*Dataset excerpts*:
###
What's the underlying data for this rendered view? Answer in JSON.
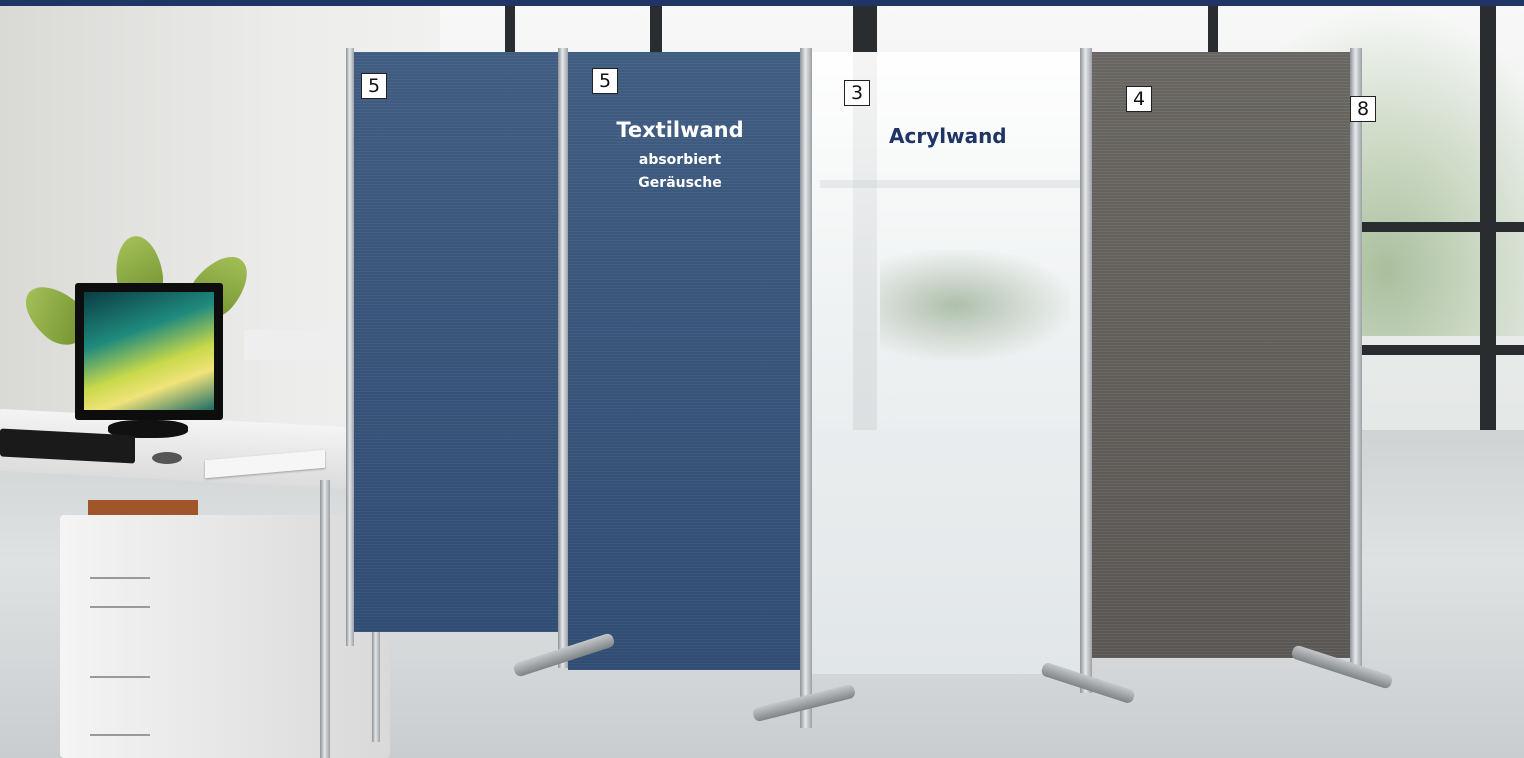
{
  "labels": {
    "panel_1_number": "5",
    "panel_2_number": "5",
    "panel_3_number": "3",
    "panel_4_number": "4",
    "panel_5_number": "8"
  },
  "textile": {
    "title": "Textilwand",
    "line1": "absorbiert",
    "line2": "Geräusche"
  },
  "acrylic": {
    "title": "Acrylwand"
  },
  "colors": {
    "brand_navy": "#1f3566",
    "textile_blue": "#3c587e",
    "textile_grey": "#66635f"
  }
}
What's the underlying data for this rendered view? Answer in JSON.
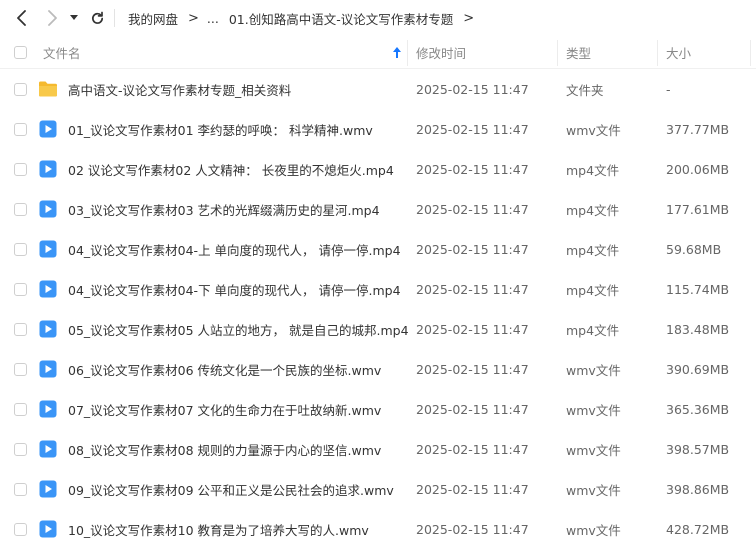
{
  "nav": {
    "back_icon": "chevron-left-icon",
    "forward_icon": "chevron-right-icon",
    "history_icon": "caret-down-icon",
    "refresh_icon": "refresh-icon"
  },
  "breadcrumb": {
    "root": "我的网盘",
    "ellipsis": "...",
    "current": "01.创知路高中语文-议论文写作素材专题"
  },
  "columns": {
    "name": "文件名",
    "modified": "修改时间",
    "type": "类型",
    "size": "大小",
    "sort_icon": "sort-up-arrow-icon"
  },
  "colors": {
    "accent": "#1677ff",
    "folder": "#f5b92e",
    "video": "#3a95f7"
  },
  "files": [
    {
      "name": "高中语文-议论文写作素材专题_相关资料",
      "modified": "2025-02-15 11:47",
      "type": "文件夹",
      "size": "-",
      "icon": "folder-icon"
    },
    {
      "name": "01_议论文写作素材01 李约瑟的呼唤： 科学精神.wmv",
      "modified": "2025-02-15 11:47",
      "type": "wmv文件",
      "size": "377.77MB",
      "icon": "video-file-icon"
    },
    {
      "name": "02 议论文写作素材02 人文精神： 长夜里的不熄炬火.mp4",
      "modified": "2025-02-15 11:47",
      "type": "mp4文件",
      "size": "200.06MB",
      "icon": "video-file-icon"
    },
    {
      "name": "03_议论文写作素材03 艺术的光辉缀满历史的星河.mp4",
      "modified": "2025-02-15 11:47",
      "type": "mp4文件",
      "size": "177.61MB",
      "icon": "video-file-icon"
    },
    {
      "name": "04_议论文写作素材04-上 单向度的现代人， 请停一停.mp4",
      "modified": "2025-02-15 11:47",
      "type": "mp4文件",
      "size": "59.68MB",
      "icon": "video-file-icon"
    },
    {
      "name": "04_议论文写作素材04-下 单向度的现代人， 请停一停.mp4",
      "modified": "2025-02-15 11:47",
      "type": "mp4文件",
      "size": "115.74MB",
      "icon": "video-file-icon"
    },
    {
      "name": "05_议论文写作素材05 人站立的地方， 就是自己的城邦.mp4",
      "modified": "2025-02-15 11:47",
      "type": "mp4文件",
      "size": "183.48MB",
      "icon": "video-file-icon"
    },
    {
      "name": "06_议论文写作素材06 传统文化是一个民族的坐标.wmv",
      "modified": "2025-02-15 11:47",
      "type": "wmv文件",
      "size": "390.69MB",
      "icon": "video-file-icon"
    },
    {
      "name": "07_议论文写作素材07 文化的生命力在于吐故纳新.wmv",
      "modified": "2025-02-15 11:47",
      "type": "wmv文件",
      "size": "365.36MB",
      "icon": "video-file-icon"
    },
    {
      "name": "08_议论文写作素材08 规则的力量源于内心的坚信.wmv",
      "modified": "2025-02-15 11:47",
      "type": "wmv文件",
      "size": "398.57MB",
      "icon": "video-file-icon"
    },
    {
      "name": "09_议论文写作素材09 公平和正义是公民社会的追求.wmv",
      "modified": "2025-02-15 11:47",
      "type": "wmv文件",
      "size": "398.86MB",
      "icon": "video-file-icon"
    },
    {
      "name": "10_议论文写作素材10 教育是为了培养大写的人.wmv",
      "modified": "2025-02-15 11:47",
      "type": "wmv文件",
      "size": "428.72MB",
      "icon": "video-file-icon"
    }
  ]
}
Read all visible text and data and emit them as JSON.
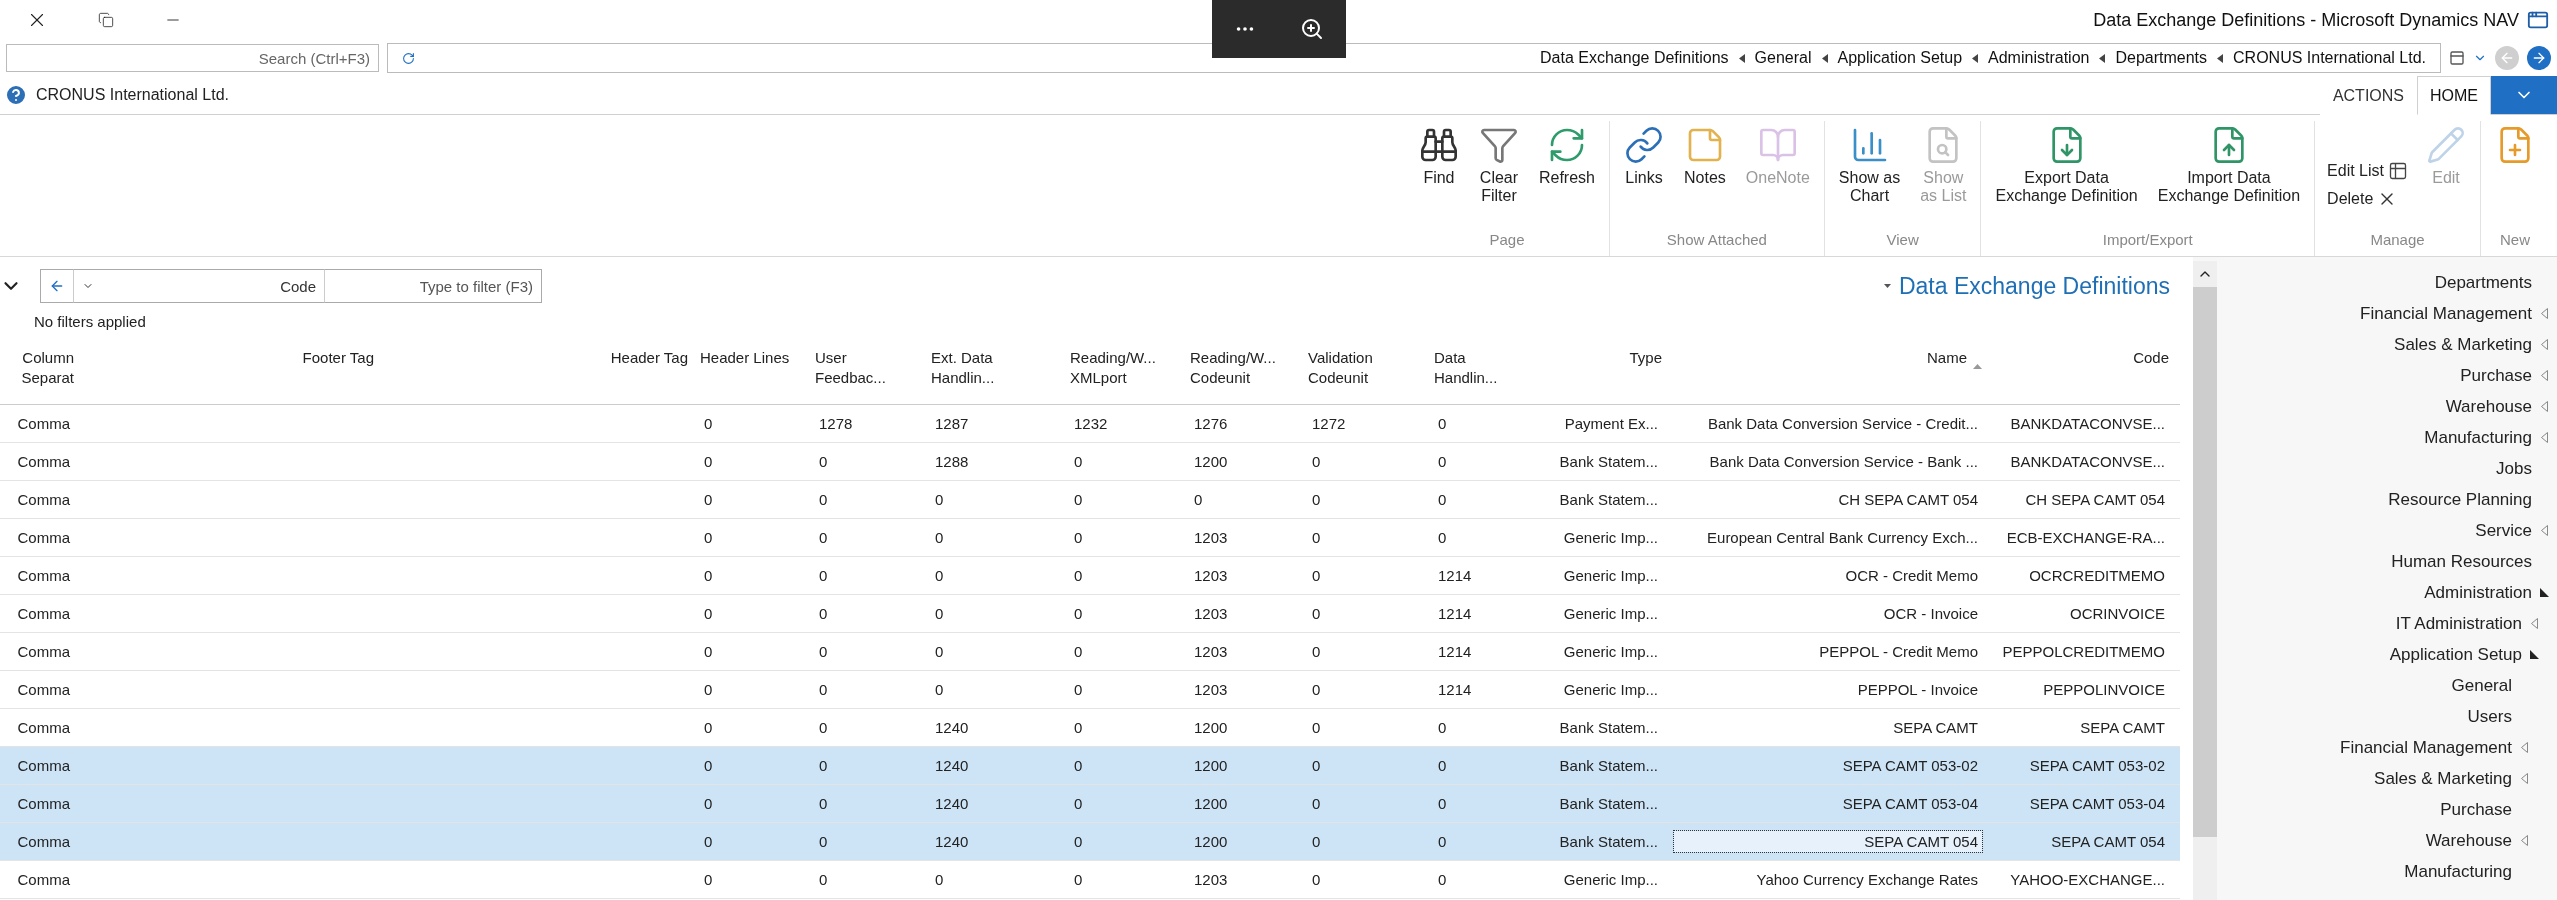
{
  "window": {
    "title": "Data Exchange Definitions - Microsoft Dynamics NAV"
  },
  "address_bar": {
    "search": {
      "placeholder": "Search (Ctrl+F3)"
    },
    "breadcrumb": [
      "Data Exchange Definitions",
      "General",
      "Application Setup",
      "Administration",
      "Departments",
      "CRONUS International Ltd."
    ]
  },
  "company": "CRONUS International Ltd.",
  "ribbon_tabs": [
    {
      "label": "ACTIONS",
      "selected": false
    },
    {
      "label": "HOME",
      "selected": true
    }
  ],
  "ribbon_groups": [
    {
      "label": "Page",
      "buttons": [
        {
          "label": "Find",
          "kind": "large",
          "disabled": false
        },
        {
          "label": "Clear\nFilter",
          "kind": "large",
          "disabled": false
        },
        {
          "label": "Refresh",
          "kind": "large",
          "disabled": false
        }
      ]
    },
    {
      "label": "Show Attached",
      "buttons": [
        {
          "label": "Links",
          "kind": "large",
          "disabled": false
        },
        {
          "label": "Notes",
          "kind": "large",
          "disabled": false
        },
        {
          "label": "OneNote",
          "kind": "large",
          "disabled": true
        }
      ]
    },
    {
      "label": "View",
      "buttons": [
        {
          "label": "Show as\nChart",
          "kind": "large",
          "disabled": false
        },
        {
          "label": "Show\nas List",
          "kind": "large",
          "disabled": true
        }
      ]
    },
    {
      "label": "Import/Export",
      "buttons": [
        {
          "label": "Export Data\nExchange Definition",
          "kind": "large",
          "disabled": false
        },
        {
          "label": "Import Data\nExchange Definition",
          "kind": "large",
          "disabled": false
        }
      ]
    },
    {
      "label": "Manage",
      "buttons": [
        {
          "label": "Edit List",
          "kind": "small",
          "disabled": false
        },
        {
          "label": "Delete",
          "kind": "small",
          "disabled": false
        },
        {
          "label": "Edit",
          "kind": "large",
          "disabled": true
        }
      ]
    },
    {
      "label": "New",
      "buttons": [
        {
          "kind": "large",
          "disabled": false
        }
      ]
    }
  ],
  "page": {
    "filter": {
      "field": "Code",
      "placeholder": "Type to filter (F3)"
    },
    "title": "Data Exchange Definitions",
    "filter_status": "No filters applied"
  },
  "table": {
    "columns": [
      {
        "label": "Column Separat",
        "kind": "text",
        "sorted": false
      },
      {
        "label": "Footer Tag",
        "kind": "text",
        "sorted": false
      },
      {
        "label": "Header Tag",
        "kind": "text",
        "sorted": false
      },
      {
        "label": "Header Lines",
        "kind": "number",
        "sorted": false
      },
      {
        "label": "User Feedbac...",
        "kind": "number",
        "sorted": false
      },
      {
        "label": "Ext. Data Handlin...",
        "kind": "number",
        "sorted": false
      },
      {
        "label": "Reading/W... XMLport",
        "kind": "number",
        "sorted": false
      },
      {
        "label": "Reading/W... Codeunit",
        "kind": "number",
        "sorted": false
      },
      {
        "label": "Validation Codeunit",
        "kind": "number",
        "sorted": false
      },
      {
        "label": "Data Handlin...",
        "kind": "number",
        "sorted": false
      },
      {
        "label": "Type",
        "kind": "text",
        "sorted": false
      },
      {
        "label": "Name",
        "kind": "text",
        "sorted": true
      },
      {
        "label": "Code",
        "kind": "text",
        "sorted": false
      }
    ],
    "rows": [
      {
        "selected": false,
        "cells": [
          "Comma",
          "",
          "",
          "0",
          "1278",
          "1287",
          "1232",
          "1276",
          "1272",
          "0",
          "Payment Ex...",
          "Bank Data Conversion Service - Credit...",
          "BANKDATACONVSE..."
        ]
      },
      {
        "selected": false,
        "cells": [
          "Comma",
          "",
          "",
          "0",
          "0",
          "1288",
          "0",
          "1200",
          "0",
          "0",
          "Bank Statem...",
          "Bank Data Conversion Service - Bank ...",
          "BANKDATACONVSE..."
        ]
      },
      {
        "selected": false,
        "cells": [
          "Comma",
          "",
          "",
          "0",
          "0",
          "0",
          "0",
          "0",
          "0",
          "0",
          "Bank Statem...",
          "CH SEPA CAMT 054",
          "CH SEPA CAMT 054"
        ]
      },
      {
        "selected": false,
        "cells": [
          "Comma",
          "",
          "",
          "0",
          "0",
          "0",
          "0",
          "1203",
          "0",
          "0",
          "Generic Imp...",
          "European Central Bank Currency Exch...",
          "ECB-EXCHANGE-RA..."
        ]
      },
      {
        "selected": false,
        "cells": [
          "Comma",
          "",
          "",
          "0",
          "0",
          "0",
          "0",
          "1203",
          "0",
          "1214",
          "Generic Imp...",
          "OCR - Credit Memo",
          "OCRCREDITMEMO"
        ]
      },
      {
        "selected": false,
        "cells": [
          "Comma",
          "",
          "",
          "0",
          "0",
          "0",
          "0",
          "1203",
          "0",
          "1214",
          "Generic Imp...",
          "OCR - Invoice",
          "OCRINVOICE"
        ]
      },
      {
        "selected": false,
        "cells": [
          "Comma",
          "",
          "",
          "0",
          "0",
          "0",
          "0",
          "1203",
          "0",
          "1214",
          "Generic Imp...",
          "PEPPOL - Credit Memo",
          "PEPPOLCREDITMEMO"
        ]
      },
      {
        "selected": false,
        "cells": [
          "Comma",
          "",
          "",
          "0",
          "0",
          "0",
          "0",
          "1203",
          "0",
          "1214",
          "Generic Imp...",
          "PEPPOL - Invoice",
          "PEPPOLINVOICE"
        ]
      },
      {
        "selected": false,
        "cells": [
          "Comma",
          "",
          "",
          "0",
          "0",
          "1240",
          "0",
          "1200",
          "0",
          "0",
          "Bank Statem...",
          "SEPA CAMT",
          "SEPA CAMT"
        ]
      },
      {
        "selected": true,
        "cells": [
          "Comma",
          "",
          "",
          "0",
          "0",
          "1240",
          "0",
          "1200",
          "0",
          "0",
          "Bank Statem...",
          "SEPA CAMT 053-02",
          "SEPA CAMT 053-02"
        ]
      },
      {
        "selected": true,
        "cells": [
          "Comma",
          "",
          "",
          "0",
          "0",
          "1240",
          "0",
          "1200",
          "0",
          "0",
          "Bank Statem...",
          "SEPA CAMT 053-04",
          "SEPA CAMT 053-04"
        ]
      },
      {
        "selected": true,
        "cells": [
          "Comma",
          "",
          "",
          "0",
          "0",
          "1240",
          "0",
          "1200",
          "0",
          "0",
          "Bank Statem...",
          {
            "text": "SEPA CAMT 054",
            "focused": true
          },
          "SEPA CAMT 054"
        ]
      },
      {
        "selected": false,
        "cells": [
          "Comma",
          "",
          "",
          "0",
          "0",
          "0",
          "0",
          "1203",
          "0",
          "0",
          "Generic Imp...",
          "Yahoo Currency Exchange Rates",
          "YAHOO-EXCHANGE..."
        ]
      }
    ]
  },
  "sidebar": {
    "items": [
      {
        "label": "Departments"
      },
      {
        "label": "Financial Management",
        "expanded": false
      },
      {
        "label": "Sales & Marketing",
        "expanded": false
      },
      {
        "label": "Purchase",
        "expanded": false
      },
      {
        "label": "Warehouse",
        "expanded": false
      },
      {
        "label": "Manufacturing",
        "expanded": false
      },
      {
        "label": "Jobs"
      },
      {
        "label": "Resource Planning"
      },
      {
        "label": "Service",
        "expanded": false
      },
      {
        "label": "Human Resources"
      },
      {
        "label": "Administration",
        "expanded": true,
        "children": [
          {
            "label": "IT Administration",
            "expanded": false
          },
          {
            "label": "Application Setup",
            "expanded": true,
            "children": [
              {
                "label": "General"
              },
              {
                "label": "Users"
              },
              {
                "label": "Financial Management",
                "expanded": false
              },
              {
                "label": "Sales & Marketing",
                "expanded": false
              },
              {
                "label": "Purchase"
              },
              {
                "label": "Warehouse",
                "expanded": false
              },
              {
                "label": "Manufacturing"
              }
            ]
          }
        ]
      }
    ]
  }
}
###
*WRITTEN PROBLEM*:
Gather each line holding the string "Manufacturing".

*RESPONSE TO THE TASK*:
        "label": "Manufacturing",
                "label": "Manufacturing"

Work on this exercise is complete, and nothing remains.